▶ _Task prompt_: Write each line out exactly, leaving none out.

(Dataset items)

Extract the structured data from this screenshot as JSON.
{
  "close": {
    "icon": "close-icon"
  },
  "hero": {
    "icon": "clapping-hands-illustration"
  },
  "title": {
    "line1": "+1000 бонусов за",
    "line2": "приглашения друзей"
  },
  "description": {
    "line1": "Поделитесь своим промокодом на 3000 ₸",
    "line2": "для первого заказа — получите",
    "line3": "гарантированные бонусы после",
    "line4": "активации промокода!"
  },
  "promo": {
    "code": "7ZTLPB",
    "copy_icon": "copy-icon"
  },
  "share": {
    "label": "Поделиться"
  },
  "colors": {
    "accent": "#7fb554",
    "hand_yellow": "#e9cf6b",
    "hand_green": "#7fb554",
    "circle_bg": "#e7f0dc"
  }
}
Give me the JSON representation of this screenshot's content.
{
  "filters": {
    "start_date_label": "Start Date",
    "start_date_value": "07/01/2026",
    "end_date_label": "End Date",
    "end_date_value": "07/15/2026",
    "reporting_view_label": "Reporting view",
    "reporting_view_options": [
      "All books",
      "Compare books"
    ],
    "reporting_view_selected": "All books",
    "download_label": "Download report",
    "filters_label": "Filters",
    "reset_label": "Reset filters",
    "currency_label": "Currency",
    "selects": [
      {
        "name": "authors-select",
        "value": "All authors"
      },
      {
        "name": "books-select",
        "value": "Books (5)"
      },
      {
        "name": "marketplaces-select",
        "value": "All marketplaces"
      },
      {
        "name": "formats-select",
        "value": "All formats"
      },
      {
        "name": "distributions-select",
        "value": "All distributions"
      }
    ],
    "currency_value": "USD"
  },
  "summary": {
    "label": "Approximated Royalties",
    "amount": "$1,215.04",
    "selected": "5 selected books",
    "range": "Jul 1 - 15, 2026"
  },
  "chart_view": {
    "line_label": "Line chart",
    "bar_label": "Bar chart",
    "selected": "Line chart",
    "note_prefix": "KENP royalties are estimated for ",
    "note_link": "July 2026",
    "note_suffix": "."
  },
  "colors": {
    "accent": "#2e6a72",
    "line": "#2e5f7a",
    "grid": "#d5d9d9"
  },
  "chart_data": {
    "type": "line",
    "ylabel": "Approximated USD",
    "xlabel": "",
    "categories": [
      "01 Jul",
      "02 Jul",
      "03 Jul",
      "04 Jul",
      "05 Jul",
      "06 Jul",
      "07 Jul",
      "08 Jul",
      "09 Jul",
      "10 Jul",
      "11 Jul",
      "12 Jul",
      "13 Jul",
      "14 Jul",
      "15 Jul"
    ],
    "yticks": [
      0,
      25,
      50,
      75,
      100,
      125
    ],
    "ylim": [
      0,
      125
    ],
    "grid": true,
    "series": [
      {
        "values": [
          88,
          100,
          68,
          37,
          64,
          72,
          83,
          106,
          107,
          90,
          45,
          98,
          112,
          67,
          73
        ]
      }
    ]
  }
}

▶ _Exercise output_:
Extract the structured data from this screenshot as JSON.
{
  "close": {
    "icon": "close-icon"
  },
  "hero": {
    "icon": "clapping-hands-illustration"
  },
  "title": {
    "line1": "+1000 бонусов за",
    "line2": "приглашения друзей"
  },
  "description": {
    "line1": "Поделитесь своим промокодом на 3000 ₸",
    "line2": "для первого заказа — получите",
    "line3": "гарантированные бонусы после",
    "line4": "активации промокода!"
  },
  "promo": {
    "code": "7ZTLPB",
    "copy_icon": "copy-icon"
  },
  "share": {
    "label": "Поделиться"
  },
  "colors": {
    "accent": "#7fb554",
    "hand_yellow": "#e9cf6b",
    "hand_green": "#7fb554",
    "circle_bg": "#e7f0dc"
  }
}
Give me the JSON representation of this screenshot's content.
{
  "filters": {
    "start_date_label": "Start Date",
    "start_date_value": "07/01/2026",
    "end_date_label": "End Date",
    "end_date_value": "07/15/2026",
    "reporting_view_label": "Reporting view",
    "reporting_view_options": [
      "All books",
      "Compare books"
    ],
    "reporting_view_selected": "All books",
    "download_label": "Download report",
    "filters_label": "Filters",
    "reset_label": "Reset filters",
    "currency_label": "Currency",
    "selects": [
      {
        "name": "authors-select",
        "value": "All authors"
      },
      {
        "name": "books-select",
        "value": "Books (5)"
      },
      {
        "name": "marketplaces-select",
        "value": "All marketplaces"
      },
      {
        "name": "formats-select",
        "value": "All formats"
      },
      {
        "name": "distributions-select",
        "value": "All distributions"
      }
    ],
    "currency_value": "USD"
  },
  "summary": {
    "label": "Approximated Royalties",
    "amount": "$1,215.04",
    "selected": "5 selected books",
    "range": "Jul 1 - 15, 2026"
  },
  "chart_view": {
    "line_label": "Line chart",
    "bar_label": "Bar chart",
    "selected": "Line chart",
    "note_prefix": "KENP royalties are estimated for ",
    "note_link": "July 2026",
    "note_suffix": "."
  },
  "colors": {
    "accent": "#2e6a72",
    "line": "#2e5f7a",
    "grid": "#d5d9d9"
  },
  "chart_data": {
    "type": "line",
    "ylabel": "Approximated USD",
    "xlabel": "",
    "categories": [
      "01 Jul",
      "02 Jul",
      "03 Jul",
      "04 Jul",
      "05 Jul",
      "06 Jul",
      "07 Jul",
      "08 Jul",
      "09 Jul",
      "10 Jul",
      "11 Jul",
      "12 Jul",
      "13 Jul",
      "14 Jul",
      "15 Jul"
    ],
    "yticks": [
      0,
      25,
      50,
      75,
      100,
      125
    ],
    "ylim": [
      0,
      125
    ],
    "grid": true,
    "series": [
      {
        "values": [
          88,
          100,
          68,
          37,
          64,
          72,
          83,
          106,
          107,
          90,
          45,
          98,
          112,
          67,
          73
        ]
      }
    ]
  }
}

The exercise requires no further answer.